--- DATA ENTRIES ---

□ □ □ □

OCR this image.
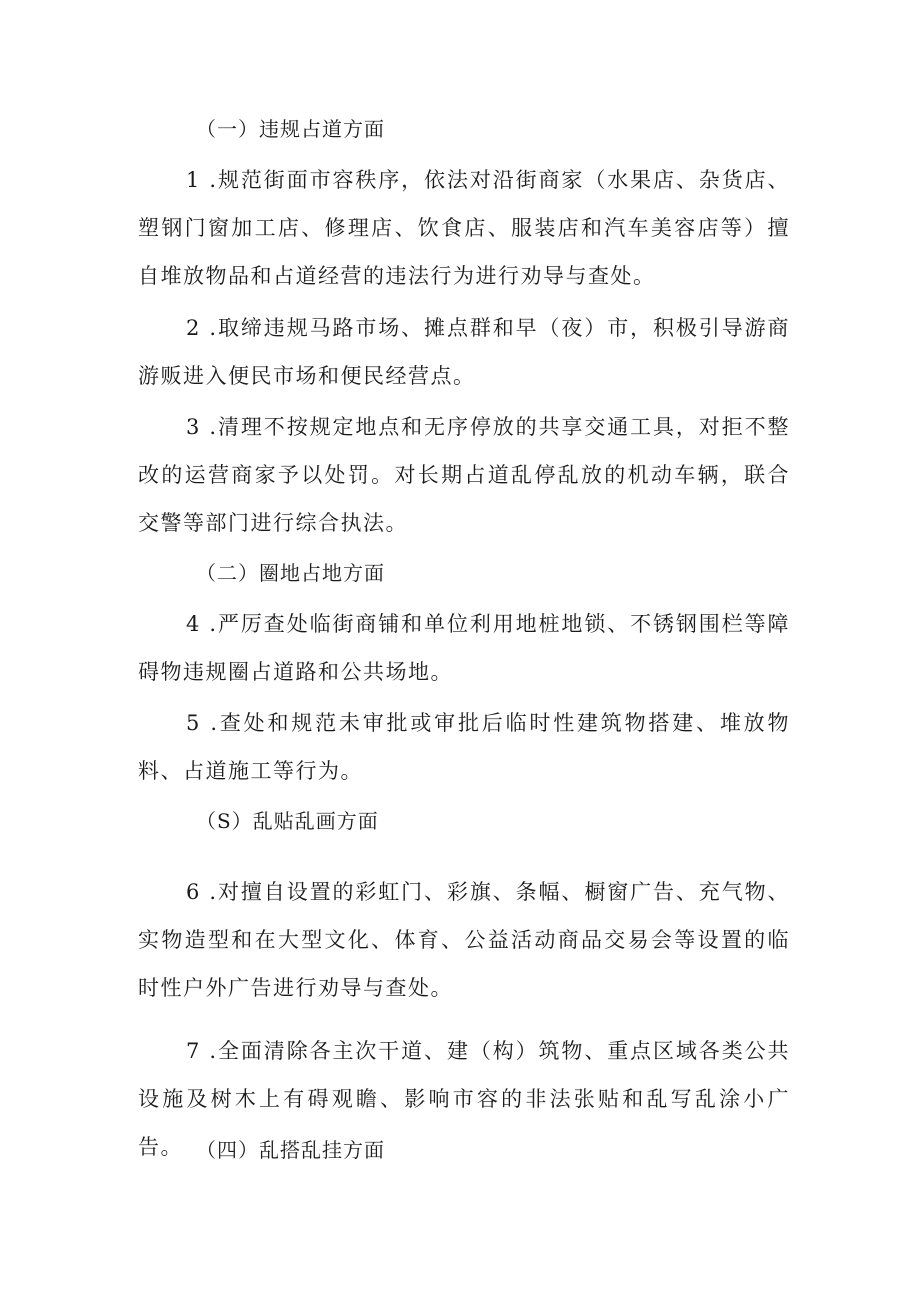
（一）违规占道方面

1 .规范街面市容秩序，依法对沿街商家（水果店、杂货店、塑钢门窗加工店、修理店、饮食店、服装店和汽车美容店等）擅自堆放物品和占道经营的违法行为进行劝导与查处。

2 .取缔违规马路市场、摊点群和早（夜）市，积极引导游商游贩进入便民市场和便民经营点。

3 .清理不按规定地点和无序停放的共享交通工具，对拒不整改的运营商家予以处罚。对长期占道乱停乱放的机动车辆，联合交警等部门进行综合执法。

（二）圈地占地方面

4 .严厉查处临街商铺和单位利用地桩地锁、不锈钢围栏等障碍物违规圈占道路和公共场地。

5 .查处和规范未审批或审批后临时性建筑物搭建、堆放物料、占道施工等行为。

（S）乱贴乱画方面

6 .对擅自设置的彩虹门、彩旗、条幅、橱窗广告、充气物、实物造型和在大型文化、体育、公益活动商品交易会等设置的临时性户外广告进行劝导与查处。

7 .全面清除各主次干道、建（构）筑物、重点区域各类公共设施及树木上有碍观瞻、影响市容的非法张贴和乱写乱涂小广告。 （四）乱搭乱挂方面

□ □ □ □

--- INSTRUCTIONS TO FOLLOW ---
Copy each line of the records precisely and drop any images they hold.

--- ANSWER TO THE TASK ---
OCR this image.
（一）违规占道方面

1 .规范街面市容秩序，依法对沿街商家（水果店、杂货店、塑钢门窗加工店、修理店、饮食店、服装店和汽车美容店等）擅自堆放物品和占道经营的违法行为进行劝导与查处。

2 .取缔违规马路市场、摊点群和早（夜）市，积极引导游商游贩进入便民市场和便民经营点。

3 .清理不按规定地点和无序停放的共享交通工具，对拒不整改的运营商家予以处罚。对长期占道乱停乱放的机动车辆，联合交警等部门进行综合执法。

（二）圈地占地方面

4 .严厉查处临街商铺和单位利用地桩地锁、不锈钢围栏等障碍物违规圈占道路和公共场地。

5 .查处和规范未审批或审批后临时性建筑物搭建、堆放物料、占道施工等行为。

（S）乱贴乱画方面

6 .对擅自设置的彩虹门、彩旗、条幅、橱窗广告、充气物、实物造型和在大型文化、体育、公益活动商品交易会等设置的临时性户外广告进行劝导与查处。

7 .全面清除各主次干道、建（构）筑物、重点区域各类公共设施及树木上有碍观瞻、影响市容的非法张贴和乱写乱涂小广告。 （四）乱搭乱挂方面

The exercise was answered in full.